Problem> Filter out everything except lines holding "with".

Information given>
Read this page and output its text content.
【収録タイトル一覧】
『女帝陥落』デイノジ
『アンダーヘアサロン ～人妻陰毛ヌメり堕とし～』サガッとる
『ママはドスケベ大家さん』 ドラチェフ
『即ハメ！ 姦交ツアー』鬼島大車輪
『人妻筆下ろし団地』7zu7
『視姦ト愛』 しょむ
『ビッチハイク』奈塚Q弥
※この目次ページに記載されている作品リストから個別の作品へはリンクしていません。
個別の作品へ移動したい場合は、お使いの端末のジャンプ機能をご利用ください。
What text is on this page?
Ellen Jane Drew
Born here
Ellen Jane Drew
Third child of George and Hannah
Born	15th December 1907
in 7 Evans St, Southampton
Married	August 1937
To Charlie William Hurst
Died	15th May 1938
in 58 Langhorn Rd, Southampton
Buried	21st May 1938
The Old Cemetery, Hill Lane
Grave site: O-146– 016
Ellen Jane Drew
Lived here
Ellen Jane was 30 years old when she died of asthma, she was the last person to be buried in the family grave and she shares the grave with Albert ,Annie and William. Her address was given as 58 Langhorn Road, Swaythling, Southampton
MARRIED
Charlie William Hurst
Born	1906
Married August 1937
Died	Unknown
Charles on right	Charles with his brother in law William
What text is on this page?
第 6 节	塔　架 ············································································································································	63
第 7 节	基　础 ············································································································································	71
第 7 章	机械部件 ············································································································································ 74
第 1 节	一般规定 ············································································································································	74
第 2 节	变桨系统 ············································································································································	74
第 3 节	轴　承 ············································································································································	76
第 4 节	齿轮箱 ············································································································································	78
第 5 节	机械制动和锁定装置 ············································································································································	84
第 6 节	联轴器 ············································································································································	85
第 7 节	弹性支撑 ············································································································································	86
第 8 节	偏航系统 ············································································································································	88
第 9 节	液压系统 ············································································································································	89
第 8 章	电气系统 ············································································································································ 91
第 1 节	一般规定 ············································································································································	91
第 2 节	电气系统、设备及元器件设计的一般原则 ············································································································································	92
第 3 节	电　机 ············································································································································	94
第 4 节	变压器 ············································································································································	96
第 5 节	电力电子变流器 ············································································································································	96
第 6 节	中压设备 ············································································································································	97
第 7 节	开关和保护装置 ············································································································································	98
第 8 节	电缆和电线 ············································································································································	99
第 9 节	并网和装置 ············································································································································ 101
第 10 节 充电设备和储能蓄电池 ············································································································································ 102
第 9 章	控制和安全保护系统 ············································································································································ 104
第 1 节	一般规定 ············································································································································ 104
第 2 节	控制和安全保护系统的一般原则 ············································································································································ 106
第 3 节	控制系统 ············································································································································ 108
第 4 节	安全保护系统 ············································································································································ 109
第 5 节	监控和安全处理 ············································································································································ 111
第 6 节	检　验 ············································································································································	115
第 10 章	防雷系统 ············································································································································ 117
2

Solution to the problem>
Ellen Jane was 30 years old when she died of asthma, she was the last person to be buried in the family grave and she shares the grave with Albert ,Annie and William. Her address was given as 58 Langhorn Road, Swaythling, Southampton
Charles on right	Charles with his brother in law William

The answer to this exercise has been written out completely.